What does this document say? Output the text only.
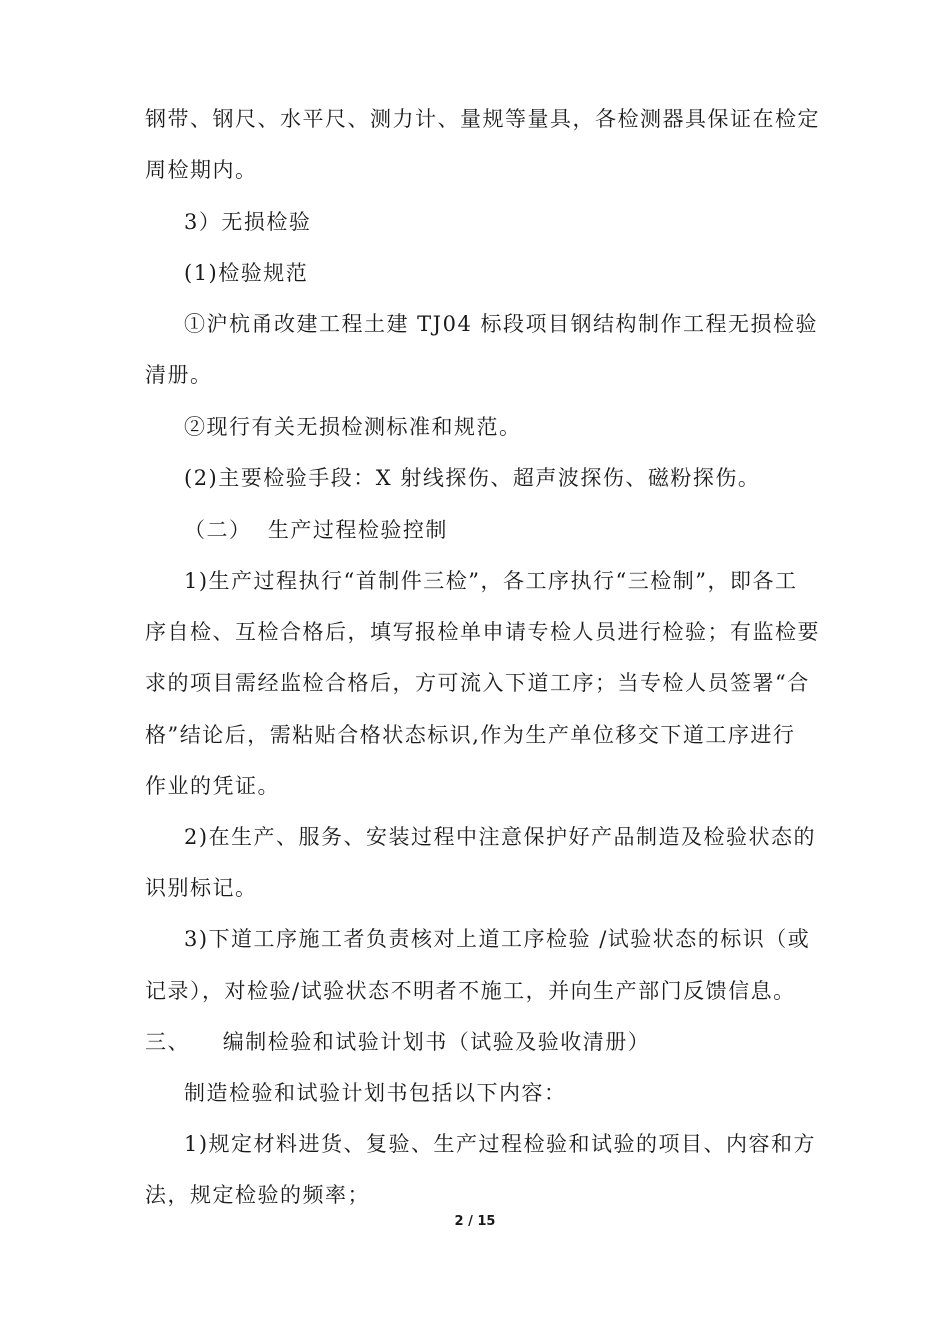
钢带、钢尺、水平尺、测力计、量规等量具，各检测器具保证在检定
周检期内。
3）无损检验
(1)检验规范
①沪杭甬改建工程土建 TJ04 标段项目钢结构制作工程无损检验
清册。
②现行有关无损检测标准和规范。
(2)主要检验手段：X 射线探伤、超声波探伤、磁粉探伤。
（二）  生产过程检验控制
1)生产过程执行“首制件三检”，各工序执行“三检制”，即各工
序自检、互检合格后，填写报检单申请专检人员进行检验；有监检要
求的项目需经监检合格后，方可流入下道工序；当专检人员签署“合
格”结论后，需粘贴合格状态标识,作为生产单位移交下道工序进行
作业的凭证。
2)在生产、服务、安装过程中注意保护好产品制造及检验状态的
识别标记。
3)下道工序施工者负责核对上道工序检验 /试验状态的标识（或
记录），对检验/试验状态不明者不施工，并向生产部门反馈信息。
三、    编制检验和试验计划书（试验及验收清册）
制造检验和试验计划书包括以下内容：
1)规定材料进货、复验、生产过程检验和试验的项目、内容和方
法，规定检验的频率；
2 / 15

◇ ◇ ◇

**TASK DESCRIPTION**
Every entry should be returned exactly as written, minus the pictures.

**FINISHED EXERCISE**
What does this document say? Output the text only.
钢带、钢尺、水平尺、测力计、量规等量具，各检测器具保证在检定
周检期内。
3）无损检验
(1)检验规范
①沪杭甬改建工程土建 TJ04 标段项目钢结构制作工程无损检验
清册。
②现行有关无损检测标准和规范。
(2)主要检验手段：X 射线探伤、超声波探伤、磁粉探伤。
（二）  生产过程检验控制
1)生产过程执行“首制件三检”，各工序执行“三检制”，即各工
序自检、互检合格后，填写报检单申请专检人员进行检验；有监检要
求的项目需经监检合格后，方可流入下道工序；当专检人员签署“合
格”结论后，需粘贴合格状态标识,作为生产单位移交下道工序进行
作业的凭证。
2)在生产、服务、安装过程中注意保护好产品制造及检验状态的
识别标记。
3)下道工序施工者负责核对上道工序检验 /试验状态的标识（或
记录），对检验/试验状态不明者不施工，并向生产部门反馈信息。
三、    编制检验和试验计划书（试验及验收清册）
制造检验和试验计划书包括以下内容：
1)规定材料进货、复验、生产过程检验和试验的项目、内容和方
法，规定检验的频率；
2 / 15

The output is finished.